**Exercise description**
Copy out each line of the material below that holds the string "this".

**Data supplied**

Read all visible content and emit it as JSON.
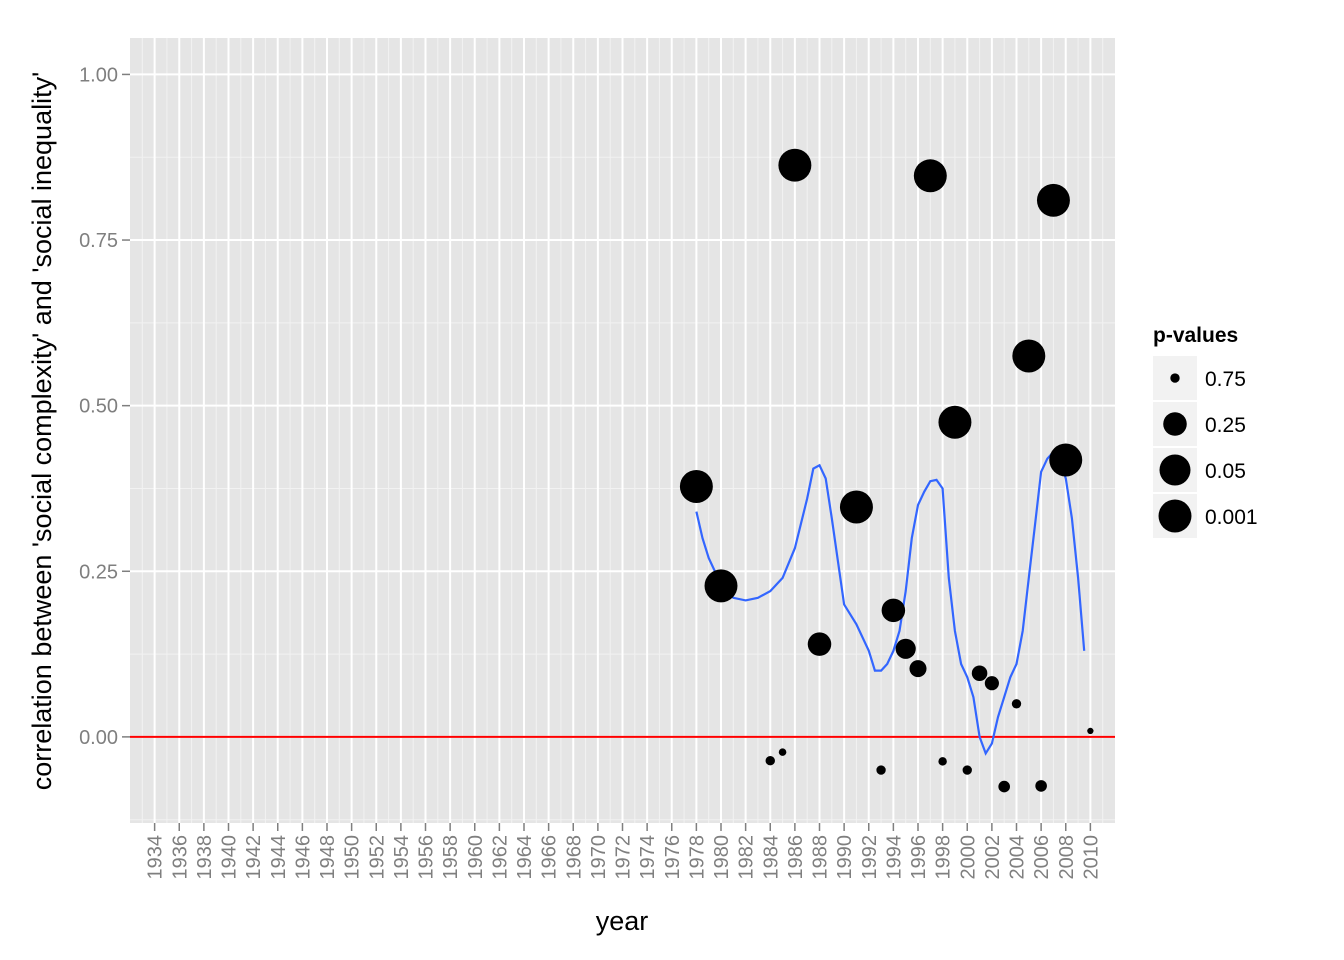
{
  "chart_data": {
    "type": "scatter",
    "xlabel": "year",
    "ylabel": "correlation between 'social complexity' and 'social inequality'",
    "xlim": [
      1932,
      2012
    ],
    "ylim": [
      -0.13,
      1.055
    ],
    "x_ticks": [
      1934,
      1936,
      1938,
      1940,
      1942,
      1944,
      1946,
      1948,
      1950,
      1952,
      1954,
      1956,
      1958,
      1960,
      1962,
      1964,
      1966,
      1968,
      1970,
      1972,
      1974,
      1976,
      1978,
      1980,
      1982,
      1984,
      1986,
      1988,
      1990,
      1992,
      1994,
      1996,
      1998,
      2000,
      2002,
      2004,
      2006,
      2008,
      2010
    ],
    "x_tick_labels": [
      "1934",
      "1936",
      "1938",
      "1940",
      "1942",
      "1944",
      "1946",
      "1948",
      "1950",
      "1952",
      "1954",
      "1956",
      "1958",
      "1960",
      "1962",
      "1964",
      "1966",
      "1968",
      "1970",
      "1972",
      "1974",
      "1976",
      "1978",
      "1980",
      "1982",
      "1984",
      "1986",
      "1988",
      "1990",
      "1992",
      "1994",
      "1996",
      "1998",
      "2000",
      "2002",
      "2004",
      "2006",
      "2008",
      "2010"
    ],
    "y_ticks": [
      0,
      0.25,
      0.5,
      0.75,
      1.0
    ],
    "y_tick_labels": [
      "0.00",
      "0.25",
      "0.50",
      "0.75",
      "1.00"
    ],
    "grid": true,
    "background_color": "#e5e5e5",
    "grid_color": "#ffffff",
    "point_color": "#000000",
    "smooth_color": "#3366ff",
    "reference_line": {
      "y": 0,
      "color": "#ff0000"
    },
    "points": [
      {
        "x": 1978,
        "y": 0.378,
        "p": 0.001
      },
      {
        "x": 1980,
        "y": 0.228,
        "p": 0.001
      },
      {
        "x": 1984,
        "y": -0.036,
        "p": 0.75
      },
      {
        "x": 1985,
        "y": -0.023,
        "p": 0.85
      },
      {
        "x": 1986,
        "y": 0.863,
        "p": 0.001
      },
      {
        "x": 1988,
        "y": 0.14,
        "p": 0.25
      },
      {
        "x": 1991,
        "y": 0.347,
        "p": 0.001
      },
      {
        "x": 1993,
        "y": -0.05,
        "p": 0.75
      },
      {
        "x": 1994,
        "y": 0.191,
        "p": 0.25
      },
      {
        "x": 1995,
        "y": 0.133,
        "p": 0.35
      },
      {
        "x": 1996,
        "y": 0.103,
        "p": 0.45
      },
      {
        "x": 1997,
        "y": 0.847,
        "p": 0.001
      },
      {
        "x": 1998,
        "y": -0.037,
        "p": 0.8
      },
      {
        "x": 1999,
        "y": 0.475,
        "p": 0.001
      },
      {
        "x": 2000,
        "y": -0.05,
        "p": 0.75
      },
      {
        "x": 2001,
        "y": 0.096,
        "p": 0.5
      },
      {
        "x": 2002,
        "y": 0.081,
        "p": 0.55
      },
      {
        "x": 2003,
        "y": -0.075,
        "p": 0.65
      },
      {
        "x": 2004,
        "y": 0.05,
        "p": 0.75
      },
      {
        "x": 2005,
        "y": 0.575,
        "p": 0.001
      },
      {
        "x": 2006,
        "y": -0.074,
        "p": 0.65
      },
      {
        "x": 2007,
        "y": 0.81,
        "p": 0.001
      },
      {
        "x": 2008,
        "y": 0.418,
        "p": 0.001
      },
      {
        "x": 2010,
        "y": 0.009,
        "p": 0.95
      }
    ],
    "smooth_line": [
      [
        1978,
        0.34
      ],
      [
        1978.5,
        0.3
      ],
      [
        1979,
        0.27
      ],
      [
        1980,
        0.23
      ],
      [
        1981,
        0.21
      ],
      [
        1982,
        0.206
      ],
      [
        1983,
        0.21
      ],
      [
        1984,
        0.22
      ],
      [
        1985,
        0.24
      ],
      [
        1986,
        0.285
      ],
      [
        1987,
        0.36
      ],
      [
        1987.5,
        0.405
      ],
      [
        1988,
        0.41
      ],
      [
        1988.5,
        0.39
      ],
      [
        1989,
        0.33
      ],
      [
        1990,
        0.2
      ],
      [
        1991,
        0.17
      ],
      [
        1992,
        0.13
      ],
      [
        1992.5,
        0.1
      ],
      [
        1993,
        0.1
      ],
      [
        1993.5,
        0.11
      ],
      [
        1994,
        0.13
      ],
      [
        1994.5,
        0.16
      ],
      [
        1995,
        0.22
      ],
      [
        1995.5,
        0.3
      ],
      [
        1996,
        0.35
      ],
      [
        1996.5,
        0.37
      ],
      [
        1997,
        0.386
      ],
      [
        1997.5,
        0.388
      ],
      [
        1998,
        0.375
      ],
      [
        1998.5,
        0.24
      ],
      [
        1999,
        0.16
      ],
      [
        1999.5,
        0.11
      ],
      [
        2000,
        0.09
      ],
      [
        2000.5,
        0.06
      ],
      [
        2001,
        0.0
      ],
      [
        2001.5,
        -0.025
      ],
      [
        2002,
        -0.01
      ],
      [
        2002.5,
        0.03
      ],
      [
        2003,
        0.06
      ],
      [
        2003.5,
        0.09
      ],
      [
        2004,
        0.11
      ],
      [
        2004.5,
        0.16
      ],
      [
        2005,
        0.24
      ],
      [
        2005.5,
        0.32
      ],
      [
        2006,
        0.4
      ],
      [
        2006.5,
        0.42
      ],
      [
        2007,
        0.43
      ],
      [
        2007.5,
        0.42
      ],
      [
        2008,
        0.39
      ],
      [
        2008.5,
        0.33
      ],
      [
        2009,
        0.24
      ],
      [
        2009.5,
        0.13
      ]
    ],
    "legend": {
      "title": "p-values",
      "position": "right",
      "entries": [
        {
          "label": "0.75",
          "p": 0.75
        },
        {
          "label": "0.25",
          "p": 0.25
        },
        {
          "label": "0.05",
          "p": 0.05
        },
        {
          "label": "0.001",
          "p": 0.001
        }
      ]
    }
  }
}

---

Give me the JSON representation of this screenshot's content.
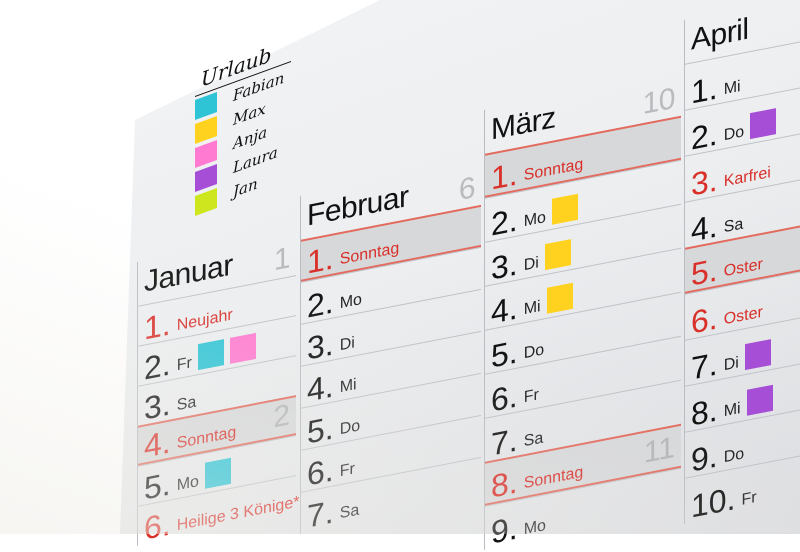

* * *

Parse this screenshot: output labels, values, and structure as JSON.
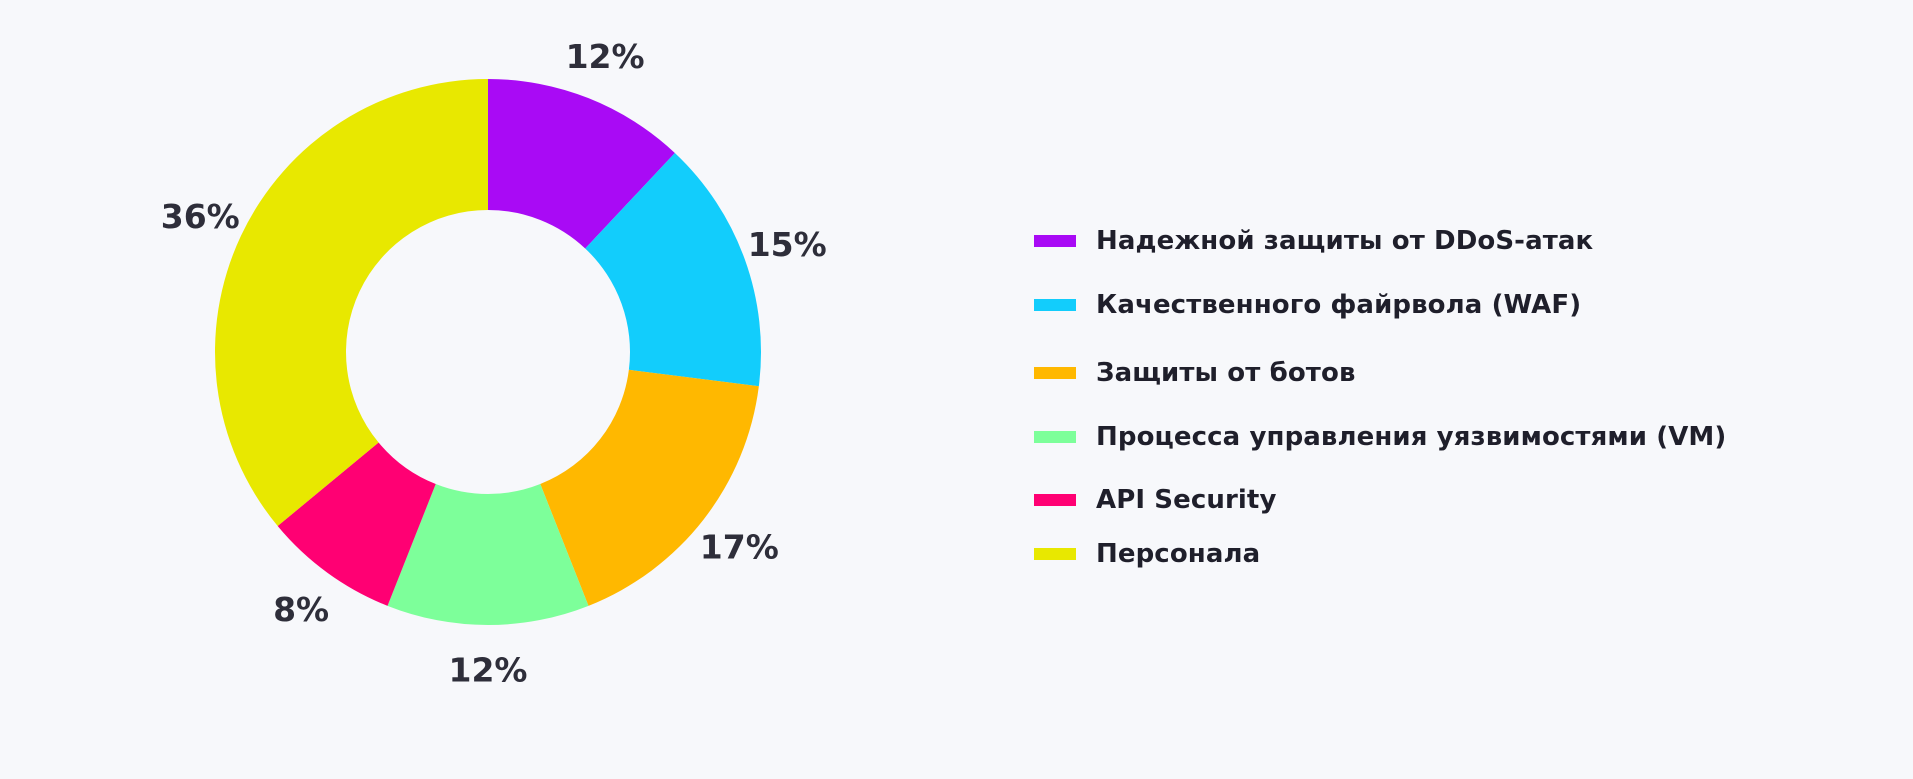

**Response**
Give me the JSON representation of this screenshot's content.
Parse this screenshot: output labels, values, and structure as JSON.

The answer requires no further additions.